(Data records)
┌──

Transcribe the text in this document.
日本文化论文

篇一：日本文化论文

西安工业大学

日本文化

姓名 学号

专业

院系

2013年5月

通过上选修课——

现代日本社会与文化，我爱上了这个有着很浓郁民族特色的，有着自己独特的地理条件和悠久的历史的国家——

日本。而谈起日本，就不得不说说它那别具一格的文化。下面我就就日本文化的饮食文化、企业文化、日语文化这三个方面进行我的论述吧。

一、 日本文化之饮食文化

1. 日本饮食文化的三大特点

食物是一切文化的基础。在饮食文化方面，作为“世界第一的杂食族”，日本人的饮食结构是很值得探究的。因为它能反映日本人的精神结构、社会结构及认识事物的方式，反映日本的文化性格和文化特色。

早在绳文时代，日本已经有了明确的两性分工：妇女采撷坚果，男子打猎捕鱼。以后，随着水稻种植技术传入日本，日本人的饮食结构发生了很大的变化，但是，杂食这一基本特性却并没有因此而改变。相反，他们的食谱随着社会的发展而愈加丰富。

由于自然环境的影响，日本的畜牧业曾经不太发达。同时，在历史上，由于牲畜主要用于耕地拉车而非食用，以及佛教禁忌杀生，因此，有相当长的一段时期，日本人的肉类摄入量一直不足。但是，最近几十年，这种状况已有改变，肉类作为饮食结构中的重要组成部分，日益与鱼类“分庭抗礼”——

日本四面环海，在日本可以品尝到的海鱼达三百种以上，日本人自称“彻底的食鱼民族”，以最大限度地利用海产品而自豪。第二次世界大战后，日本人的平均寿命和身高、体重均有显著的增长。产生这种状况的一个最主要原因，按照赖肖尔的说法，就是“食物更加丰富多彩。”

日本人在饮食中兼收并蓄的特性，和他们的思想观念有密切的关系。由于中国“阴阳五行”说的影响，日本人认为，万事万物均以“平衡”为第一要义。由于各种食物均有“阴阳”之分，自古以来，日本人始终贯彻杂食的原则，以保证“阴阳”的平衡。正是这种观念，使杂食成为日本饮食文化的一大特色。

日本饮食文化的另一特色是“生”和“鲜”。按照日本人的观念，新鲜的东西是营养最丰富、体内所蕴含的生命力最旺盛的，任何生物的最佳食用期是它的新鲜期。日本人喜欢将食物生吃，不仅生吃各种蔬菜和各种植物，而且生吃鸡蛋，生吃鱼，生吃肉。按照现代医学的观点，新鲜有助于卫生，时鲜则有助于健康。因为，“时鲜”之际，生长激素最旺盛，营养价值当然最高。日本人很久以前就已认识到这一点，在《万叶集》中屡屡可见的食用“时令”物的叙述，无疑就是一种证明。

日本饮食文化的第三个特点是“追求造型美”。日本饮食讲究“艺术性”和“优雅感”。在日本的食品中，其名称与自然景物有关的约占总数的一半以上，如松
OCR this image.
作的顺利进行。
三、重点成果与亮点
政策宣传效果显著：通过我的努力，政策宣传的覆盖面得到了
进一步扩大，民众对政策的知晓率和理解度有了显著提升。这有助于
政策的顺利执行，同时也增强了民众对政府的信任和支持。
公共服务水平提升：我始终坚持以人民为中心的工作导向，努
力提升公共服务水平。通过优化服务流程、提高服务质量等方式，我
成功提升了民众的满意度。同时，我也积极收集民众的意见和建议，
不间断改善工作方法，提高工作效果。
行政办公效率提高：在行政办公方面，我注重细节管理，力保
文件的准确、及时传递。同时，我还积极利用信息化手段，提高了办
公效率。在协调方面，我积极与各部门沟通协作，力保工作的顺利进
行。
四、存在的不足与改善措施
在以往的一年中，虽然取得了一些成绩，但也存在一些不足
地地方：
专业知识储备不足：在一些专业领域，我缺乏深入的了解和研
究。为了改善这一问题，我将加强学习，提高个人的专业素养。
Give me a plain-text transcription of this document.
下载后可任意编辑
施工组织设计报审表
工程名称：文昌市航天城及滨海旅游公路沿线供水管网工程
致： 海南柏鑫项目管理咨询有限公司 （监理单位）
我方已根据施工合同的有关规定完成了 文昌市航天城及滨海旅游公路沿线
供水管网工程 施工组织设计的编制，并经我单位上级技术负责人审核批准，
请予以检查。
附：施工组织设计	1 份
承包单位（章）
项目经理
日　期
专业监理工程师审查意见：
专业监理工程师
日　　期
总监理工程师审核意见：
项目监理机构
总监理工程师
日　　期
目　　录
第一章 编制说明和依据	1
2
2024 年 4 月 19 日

└──

### [GOAL]
Extract all of the material exactly as it is written.

### [SOLVED PROBLEM]
Transcribe the text in this document.
日本文化论文

篇一：日本文化论文

西安工业大学

日本文化

姓名 学号

专业

院系

2013年5月

通过上选修课——

现代日本社会与文化，我爱上了这个有着很浓郁民族特色的，有着自己独特的地理条件和悠久的历史的国家——

日本。而谈起日本，就不得不说说它那别具一格的文化。下面我就就日本文化的饮食文化、企业文化、日语文化这三个方面进行我的论述吧。

一、 日本文化之饮食文化

1. 日本饮食文化的三大特点

食物是一切文化的基础。在饮食文化方面，作为“世界第一的杂食族”，日本人的饮食结构是很值得探究的。因为它能反映日本人的精神结构、社会结构及认识事物的方式，反映日本的文化性格和文化特色。

早在绳文时代，日本已经有了明确的两性分工：妇女采撷坚果，男子打猎捕鱼。以后，随着水稻种植技术传入日本，日本人的饮食结构发生了很大的变化，但是，杂食这一基本特性却并没有因此而改变。相反，他们的食谱随着社会的发展而愈加丰富。

由于自然环境的影响，日本的畜牧业曾经不太发达。同时，在历史上，由于牲畜主要用于耕地拉车而非食用，以及佛教禁忌杀生，因此，有相当长的一段时期，日本人的肉类摄入量一直不足。但是，最近几十年，这种状况已有改变，肉类作为饮食结构中的重要组成部分，日益与鱼类“分庭抗礼”——

日本四面环海，在日本可以品尝到的海鱼达三百种以上，日本人自称“彻底的食鱼民族”，以最大限度地利用海产品而自豪。第二次世界大战后，日本人的平均寿命和身高、体重均有显著的增长。产生这种状况的一个最主要原因，按照赖肖尔的说法，就是“食物更加丰富多彩。”

日本人在饮食中兼收并蓄的特性，和他们的思想观念有密切的关系。由于中国“阴阳五行”说的影响，日本人认为，万事万物均以“平衡”为第一要义。由于各种食物均有“阴阳”之分，自古以来，日本人始终贯彻杂食的原则，以保证“阴阳”的平衡。正是这种观念，使杂食成为日本饮食文化的一大特色。

日本饮食文化的另一特色是“生”和“鲜”。按照日本人的观念，新鲜的东西是营养最丰富、体内所蕴含的生命力最旺盛的，任何生物的最佳食用期是它的新鲜期。日本人喜欢将食物生吃，不仅生吃各种蔬菜和各种植物，而且生吃鸡蛋，生吃鱼，生吃肉。按照现代医学的观点，新鲜有助于卫生，时鲜则有助于健康。因为，“时鲜”之际，生长激素最旺盛，营养价值当然最高。日本人很久以前就已认识到这一点，在《万叶集》中屡屡可见的食用“时令”物的叙述，无疑就是一种证明。

日本饮食文化的第三个特点是“追求造型美”。日本饮食讲究“艺术性”和“优雅感”。在日本的食品中，其名称与自然景物有关的约占总数的一半以上，如松
OCR this image.
作的顺利进行。
三、重点成果与亮点
政策宣传效果显著：通过我的努力，政策宣传的覆盖面得到了
进一步扩大，民众对政策的知晓率和理解度有了显著提升。这有助于
政策的顺利执行，同时也增强了民众对政府的信任和支持。
公共服务水平提升：我始终坚持以人民为中心的工作导向，努
力提升公共服务水平。通过优化服务流程、提高服务质量等方式，我
成功提升了民众的满意度。同时，我也积极收集民众的意见和建议，
不间断改善工作方法，提高工作效果。
行政办公效率提高：在行政办公方面，我注重细节管理，力保
文件的准确、及时传递。同时，我还积极利用信息化手段，提高了办
公效率。在协调方面，我积极与各部门沟通协作，力保工作的顺利进
行。
四、存在的不足与改善措施
在以往的一年中，虽然取得了一些成绩，但也存在一些不足
地地方：
专业知识储备不足：在一些专业领域，我缺乏深入的了解和研
究。为了改善这一问题，我将加强学习，提高个人的专业素养。
Give me a plain-text transcription of this document.
下载后可任意编辑
施工组织设计报审表
工程名称：文昌市航天城及滨海旅游公路沿线供水管网工程
致： 海南柏鑫项目管理咨询有限公司 （监理单位）
我方已根据施工合同的有关规定完成了 文昌市航天城及滨海旅游公路沿线
供水管网工程 施工组织设计的编制，并经我单位上级技术负责人审核批准，
请予以检查。
附：施工组织设计	1 份
承包单位（章）
项目经理
日　期
专业监理工程师审查意见：
专业监理工程师
日　　期
总监理工程师审核意见：
项目监理机构
总监理工程师
日　　期
目　　录
第一章 编制说明和依据	1
2
2024 年 4 月 19 日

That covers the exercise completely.